Topics
- Post
- Mental Health
Human nature, stress, and mental wellbeing with Dr. Bill von Hippel

Originally published on May 25, 2022
Human nature helps explain why modern stress can feel constant, why social comparison is so hard to ignore, and why self-control often works better as a planning skill than a willpower test. In Episode 174 of the WHOOP Podcast, Kristen Holmes, Global Head of Human Performance, Principal Scientist at WHOOP, sits down with evolutionary psychologist Dr. Bill von Hippel, author of The Social Leap, to unpack the mismatch between the world humans evolved for and the world people live in now. The result is a practical look at status, stress, present-moment focus, and the habits that make mental wellbeing easier to protect.
To listen to Episode 174 of the WHOOP Podcast in full, head to the WHOOP Podcast on YouTube.
What does evolutionary psychology say about mental wellbeing today
Evolutionary psychology suggests that many modern mental wellbeing challenges are mismatch problems. Human minds and bodies were shaped for small, cooperative groups facing immediate physical threats, while modern life asks people to function inside huge social networks, constant comparison, and abstract stressors.
von Hippel starts with a long time horizon. Humans split from chimp-like ancestors about 6 million years ago, left the rainforest, and moved into the savanna. That shift changed more than anatomy. It also changed the kind of psychology needed to survive. On the ground, people were slower, more exposed, and more dependent on each other. Cooperation became a survival tool.
That helps explain what von Hippel calls the social leap. In a small group, each person had to find a useful niche. One person might be the best hunter, another the best toolmaker, healer, or storyteller. In a group of roughly 30 people, standing out was hard enough to matter and realistic enough to achieve. Today, the same drive to contribute and distinguish yourself runs into a much larger field. The comparison set is no longer a band of 30. It is the whole internet.
von Hippel frames the whole mismatch this way:
“It’s been about 6 million years since we left our chimpanzee cousins behind and we left the rainforest for the savanna [...] one of the biggest things that changed, and this is a big part of what I call the social leap, is our cooperativeness.”
When that ancient motivation to stand out meets modern scale, it can turn into chronic dissatisfaction. The same instinct that once helped secure belonging can now make success feel permanently out of reach.
What you should take away
- Human psychology evolved for small, cooperative groups, not global comparison and constant digital exposure.
- The drive to find a useful niche once improved survival and belonging, which is why it still feels so powerful now.
- Modern dissatisfaction often reflects a mismatch between ancient motives and modern scale, not a personal failure.

**Entries:**
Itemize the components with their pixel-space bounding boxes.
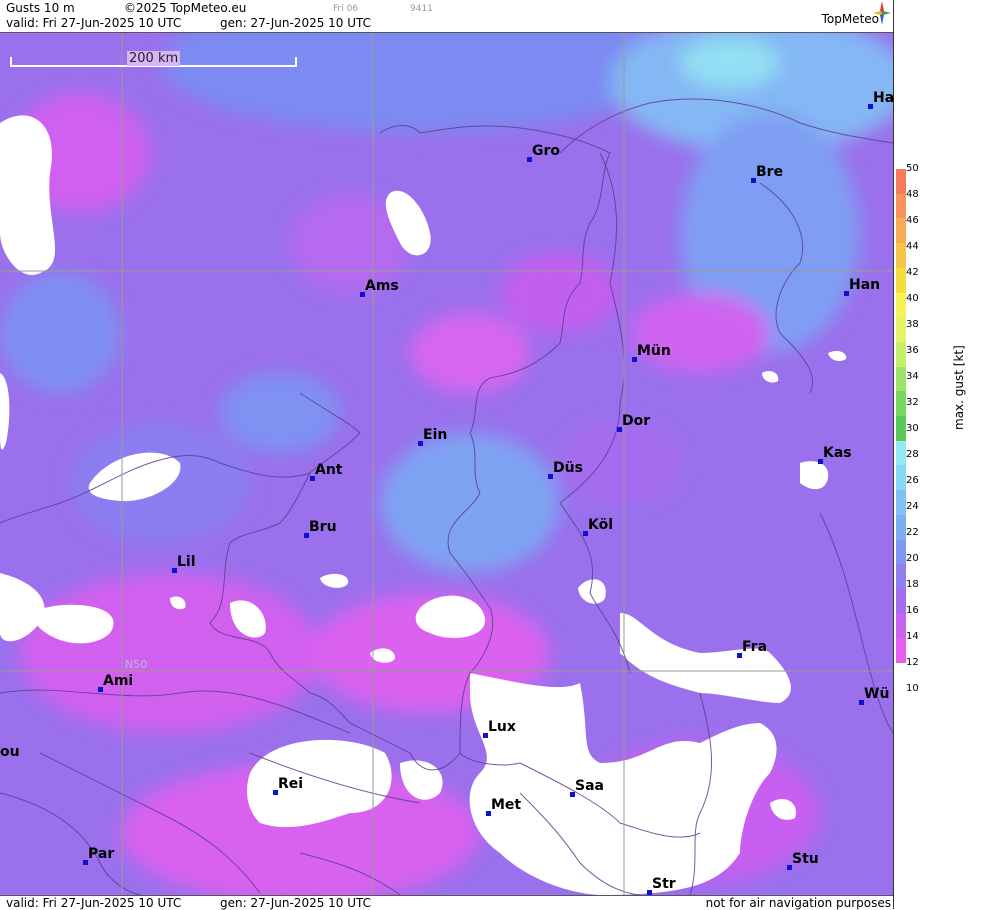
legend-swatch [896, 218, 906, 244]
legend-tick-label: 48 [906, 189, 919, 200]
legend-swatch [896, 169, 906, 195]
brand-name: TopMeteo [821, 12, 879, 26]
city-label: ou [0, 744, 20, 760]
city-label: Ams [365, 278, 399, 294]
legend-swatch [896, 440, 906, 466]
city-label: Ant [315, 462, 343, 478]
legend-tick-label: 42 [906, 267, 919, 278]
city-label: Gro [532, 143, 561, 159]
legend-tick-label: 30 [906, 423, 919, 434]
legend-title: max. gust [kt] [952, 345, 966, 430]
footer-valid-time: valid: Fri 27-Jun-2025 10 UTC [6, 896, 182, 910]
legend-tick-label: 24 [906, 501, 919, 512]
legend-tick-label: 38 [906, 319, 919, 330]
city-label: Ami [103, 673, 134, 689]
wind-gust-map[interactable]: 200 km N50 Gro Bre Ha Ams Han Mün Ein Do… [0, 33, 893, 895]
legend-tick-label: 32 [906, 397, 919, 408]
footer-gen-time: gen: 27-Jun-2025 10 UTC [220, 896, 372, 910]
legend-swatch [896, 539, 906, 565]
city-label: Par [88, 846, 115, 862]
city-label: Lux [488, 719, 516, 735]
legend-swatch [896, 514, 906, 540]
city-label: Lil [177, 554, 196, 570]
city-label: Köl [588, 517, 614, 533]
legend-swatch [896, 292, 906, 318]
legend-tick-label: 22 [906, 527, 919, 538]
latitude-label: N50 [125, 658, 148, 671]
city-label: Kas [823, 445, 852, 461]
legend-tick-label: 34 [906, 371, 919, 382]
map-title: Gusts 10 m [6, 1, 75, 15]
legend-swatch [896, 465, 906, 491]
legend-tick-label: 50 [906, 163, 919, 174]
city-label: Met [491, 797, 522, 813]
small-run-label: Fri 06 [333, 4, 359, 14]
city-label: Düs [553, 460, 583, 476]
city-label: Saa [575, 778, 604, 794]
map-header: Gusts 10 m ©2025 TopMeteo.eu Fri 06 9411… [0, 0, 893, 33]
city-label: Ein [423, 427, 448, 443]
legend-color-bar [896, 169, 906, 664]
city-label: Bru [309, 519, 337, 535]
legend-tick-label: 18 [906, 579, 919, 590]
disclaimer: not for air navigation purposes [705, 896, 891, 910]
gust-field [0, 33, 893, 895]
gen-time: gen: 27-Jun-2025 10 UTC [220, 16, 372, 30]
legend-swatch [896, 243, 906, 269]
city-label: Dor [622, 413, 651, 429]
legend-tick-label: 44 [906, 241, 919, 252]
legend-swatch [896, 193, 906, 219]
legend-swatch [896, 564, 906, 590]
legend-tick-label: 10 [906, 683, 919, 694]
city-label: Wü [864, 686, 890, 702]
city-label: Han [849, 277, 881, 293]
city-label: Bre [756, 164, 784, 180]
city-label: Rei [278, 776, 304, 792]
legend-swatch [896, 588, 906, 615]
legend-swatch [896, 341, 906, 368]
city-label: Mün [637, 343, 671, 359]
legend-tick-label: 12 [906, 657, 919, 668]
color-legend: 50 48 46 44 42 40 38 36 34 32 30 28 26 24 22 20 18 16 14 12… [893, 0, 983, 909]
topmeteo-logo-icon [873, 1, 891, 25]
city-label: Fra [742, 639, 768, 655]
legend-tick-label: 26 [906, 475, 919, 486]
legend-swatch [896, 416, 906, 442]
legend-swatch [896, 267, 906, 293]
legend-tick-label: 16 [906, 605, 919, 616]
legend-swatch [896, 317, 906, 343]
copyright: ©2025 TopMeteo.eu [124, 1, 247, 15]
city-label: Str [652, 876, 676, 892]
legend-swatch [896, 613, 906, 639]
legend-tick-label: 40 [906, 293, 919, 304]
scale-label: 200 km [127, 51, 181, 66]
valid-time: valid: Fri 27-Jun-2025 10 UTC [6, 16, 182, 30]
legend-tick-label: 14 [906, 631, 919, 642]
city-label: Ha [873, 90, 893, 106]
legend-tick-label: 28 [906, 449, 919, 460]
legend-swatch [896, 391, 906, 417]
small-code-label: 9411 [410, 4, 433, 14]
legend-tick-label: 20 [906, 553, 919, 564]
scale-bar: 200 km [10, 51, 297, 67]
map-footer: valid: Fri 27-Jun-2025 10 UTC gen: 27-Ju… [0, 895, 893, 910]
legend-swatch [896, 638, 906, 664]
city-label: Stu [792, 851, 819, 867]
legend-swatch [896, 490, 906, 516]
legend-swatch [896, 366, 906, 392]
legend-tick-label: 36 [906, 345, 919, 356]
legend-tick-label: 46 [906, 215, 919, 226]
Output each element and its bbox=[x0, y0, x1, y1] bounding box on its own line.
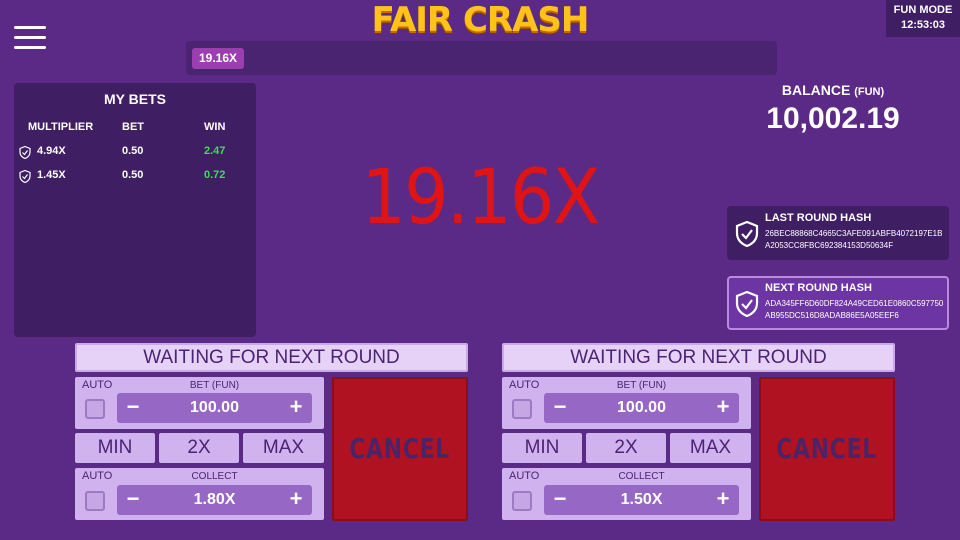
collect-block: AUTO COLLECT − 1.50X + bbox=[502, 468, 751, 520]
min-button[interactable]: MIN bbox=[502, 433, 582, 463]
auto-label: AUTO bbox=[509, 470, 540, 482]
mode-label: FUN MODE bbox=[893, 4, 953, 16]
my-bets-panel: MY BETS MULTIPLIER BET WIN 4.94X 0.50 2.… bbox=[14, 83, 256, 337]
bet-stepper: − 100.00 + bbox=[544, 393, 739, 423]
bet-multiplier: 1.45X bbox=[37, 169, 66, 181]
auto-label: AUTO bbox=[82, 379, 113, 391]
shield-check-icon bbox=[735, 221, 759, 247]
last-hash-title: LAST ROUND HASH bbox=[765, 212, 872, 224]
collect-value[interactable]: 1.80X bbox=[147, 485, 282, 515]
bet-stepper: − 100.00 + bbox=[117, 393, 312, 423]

**Tasks:**
[a] According to the piece on human nature and stress, about how long ago did humans split from their chimp-like ancestors?
[b] Return every line of the entries that contains the string "stepper", treating uppercase and lowercase as different.

**The responses:**
[a] About 6 million years ago.

[b]
bet-stepper: − 100.00 + bbox=[544, 393, 739, 423]
bet-stepper: − 100.00 + bbox=[117, 393, 312, 423]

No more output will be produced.